• **Job**: Each line of the listing that contains the word "работников" is to be copied.

• **Recorded data**:

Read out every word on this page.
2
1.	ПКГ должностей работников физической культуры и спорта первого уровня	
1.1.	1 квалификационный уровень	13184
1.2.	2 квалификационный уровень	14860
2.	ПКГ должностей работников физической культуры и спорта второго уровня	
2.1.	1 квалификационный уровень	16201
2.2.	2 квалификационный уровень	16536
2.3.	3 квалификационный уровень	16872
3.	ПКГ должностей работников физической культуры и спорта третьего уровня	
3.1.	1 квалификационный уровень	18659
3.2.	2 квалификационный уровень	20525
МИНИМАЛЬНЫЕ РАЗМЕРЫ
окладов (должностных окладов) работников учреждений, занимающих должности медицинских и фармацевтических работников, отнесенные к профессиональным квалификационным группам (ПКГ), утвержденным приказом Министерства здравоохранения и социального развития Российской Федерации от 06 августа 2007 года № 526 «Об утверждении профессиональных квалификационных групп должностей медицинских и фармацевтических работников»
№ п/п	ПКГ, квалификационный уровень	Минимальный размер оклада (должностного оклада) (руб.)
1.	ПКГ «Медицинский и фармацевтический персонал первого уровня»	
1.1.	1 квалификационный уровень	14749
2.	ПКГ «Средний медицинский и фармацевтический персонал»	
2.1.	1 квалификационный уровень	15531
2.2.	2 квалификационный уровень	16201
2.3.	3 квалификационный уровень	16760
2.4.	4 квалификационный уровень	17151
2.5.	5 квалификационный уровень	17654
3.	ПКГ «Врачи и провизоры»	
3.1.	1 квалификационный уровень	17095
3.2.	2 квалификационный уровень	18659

• **Reply**:
1.	ПКГ должностей работников физической культуры и спорта первого уровня	
2.	ПКГ должностей работников физической культуры и спорта второго уровня	
3.	ПКГ должностей работников физической культуры и спорта третьего уровня	
окладов (должностных окладов) работников учреждений, занимающих должности медицинских и фармацевтических работников, отнесенные к профессиональным квалификационным группам (ПКГ), утвержденным приказом Министерства здравоохранения и социального развития Российской Федерации от 06 августа 2007 года № 526 «Об утверждении профессиональных квалификационных групп должностей медицинских и фармацевтических работников»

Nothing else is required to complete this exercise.